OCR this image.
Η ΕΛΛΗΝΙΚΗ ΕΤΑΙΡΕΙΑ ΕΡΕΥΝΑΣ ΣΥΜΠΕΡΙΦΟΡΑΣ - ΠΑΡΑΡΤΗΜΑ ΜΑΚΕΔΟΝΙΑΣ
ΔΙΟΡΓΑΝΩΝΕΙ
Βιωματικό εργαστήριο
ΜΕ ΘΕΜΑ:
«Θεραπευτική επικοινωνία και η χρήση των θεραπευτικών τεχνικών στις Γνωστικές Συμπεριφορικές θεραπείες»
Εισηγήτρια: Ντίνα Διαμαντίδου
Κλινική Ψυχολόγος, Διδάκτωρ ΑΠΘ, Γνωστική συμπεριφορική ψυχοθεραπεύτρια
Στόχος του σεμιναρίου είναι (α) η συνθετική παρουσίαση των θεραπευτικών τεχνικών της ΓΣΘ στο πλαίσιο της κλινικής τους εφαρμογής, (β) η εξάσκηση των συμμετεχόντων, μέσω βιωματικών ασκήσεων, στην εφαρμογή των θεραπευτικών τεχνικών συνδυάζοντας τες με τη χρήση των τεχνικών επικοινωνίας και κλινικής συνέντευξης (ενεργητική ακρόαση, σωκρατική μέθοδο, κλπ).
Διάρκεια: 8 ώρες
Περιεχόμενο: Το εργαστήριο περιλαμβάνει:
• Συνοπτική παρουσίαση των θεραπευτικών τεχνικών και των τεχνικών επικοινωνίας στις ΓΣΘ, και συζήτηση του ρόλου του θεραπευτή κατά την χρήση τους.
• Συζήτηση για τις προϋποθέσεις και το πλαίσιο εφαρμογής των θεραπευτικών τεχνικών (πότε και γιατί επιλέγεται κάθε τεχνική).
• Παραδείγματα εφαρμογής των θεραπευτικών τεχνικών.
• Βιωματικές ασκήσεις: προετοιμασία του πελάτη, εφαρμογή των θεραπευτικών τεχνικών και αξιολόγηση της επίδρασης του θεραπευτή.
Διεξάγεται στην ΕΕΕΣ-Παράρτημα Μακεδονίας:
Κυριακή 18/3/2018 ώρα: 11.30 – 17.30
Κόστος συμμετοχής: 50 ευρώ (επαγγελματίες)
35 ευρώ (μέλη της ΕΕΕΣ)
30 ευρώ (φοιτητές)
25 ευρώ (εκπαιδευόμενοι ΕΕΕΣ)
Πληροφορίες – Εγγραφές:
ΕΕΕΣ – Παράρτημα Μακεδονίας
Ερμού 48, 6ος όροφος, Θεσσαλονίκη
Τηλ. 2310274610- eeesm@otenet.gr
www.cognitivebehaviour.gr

_____

Return each line of the records above exactly as it reads.

- **Task solution**
OCR this image.
Η ΕΛΛΗΝΙΚΗ ΕΤΑΙΡΕΙΑ ΕΡΕΥΝΑΣ ΣΥΜΠΕΡΙΦΟΡΑΣ - ΠΑΡΑΡΤΗΜΑ ΜΑΚΕΔΟΝΙΑΣ
ΔΙΟΡΓΑΝΩΝΕΙ
Βιωματικό εργαστήριο
ΜΕ ΘΕΜΑ:
«Θεραπευτική επικοινωνία και η χρήση των θεραπευτικών τεχνικών στις Γνωστικές Συμπεριφορικές θεραπείες»
Εισηγήτρια: Ντίνα Διαμαντίδου
Κλινική Ψυχολόγος, Διδάκτωρ ΑΠΘ, Γνωστική συμπεριφορική ψυχοθεραπεύτρια
Στόχος του σεμιναρίου είναι (α) η συνθετική παρουσίαση των θεραπευτικών τεχνικών της ΓΣΘ στο πλαίσιο της κλινικής τους εφαρμογής, (β) η εξάσκηση των συμμετεχόντων, μέσω βιωματικών ασκήσεων, στην εφαρμογή των θεραπευτικών τεχνικών συνδυάζοντας τες με τη χρήση των τεχνικών επικοινωνίας και κλινικής συνέντευξης (ενεργητική ακρόαση, σωκρατική μέθοδο, κλπ).
Διάρκεια: 8 ώρες
Περιεχόμενο: Το εργαστήριο περιλαμβάνει:
• Συνοπτική παρουσίαση των θεραπευτικών τεχνικών και των τεχνικών επικοινωνίας στις ΓΣΘ, και συζήτηση του ρόλου του θεραπευτή κατά την χρήση τους.
• Συζήτηση για τις προϋποθέσεις και το πλαίσιο εφαρμογής των θεραπευτικών τεχνικών (πότε και γιατί επιλέγεται κάθε τεχνική).
• Παραδείγματα εφαρμογής των θεραπευτικών τεχνικών.
• Βιωματικές ασκήσεις: προετοιμασία του πελάτη, εφαρμογή των θεραπευτικών τεχνικών και αξιολόγηση της επίδρασης του θεραπευτή.
Διεξάγεται στην ΕΕΕΣ-Παράρτημα Μακεδονίας:
Κυριακή 18/3/2018 ώρα: 11.30 – 17.30
Κόστος συμμετοχής: 50 ευρώ (επαγγελματίες)
35 ευρώ (μέλη της ΕΕΕΣ)
30 ευρώ (φοιτητές)
25 ευρώ (εκπαιδευόμενοι ΕΕΕΣ)
Πληροφορίες – Εγγραφές:
ΕΕΕΣ – Παράρτημα Μακεδονίας
Ερμού 48, 6ος όροφος, Θεσσαλονίκη
Τηλ. 2310274610- eeesm@otenet.gr
www.cognitivebehaviour.gr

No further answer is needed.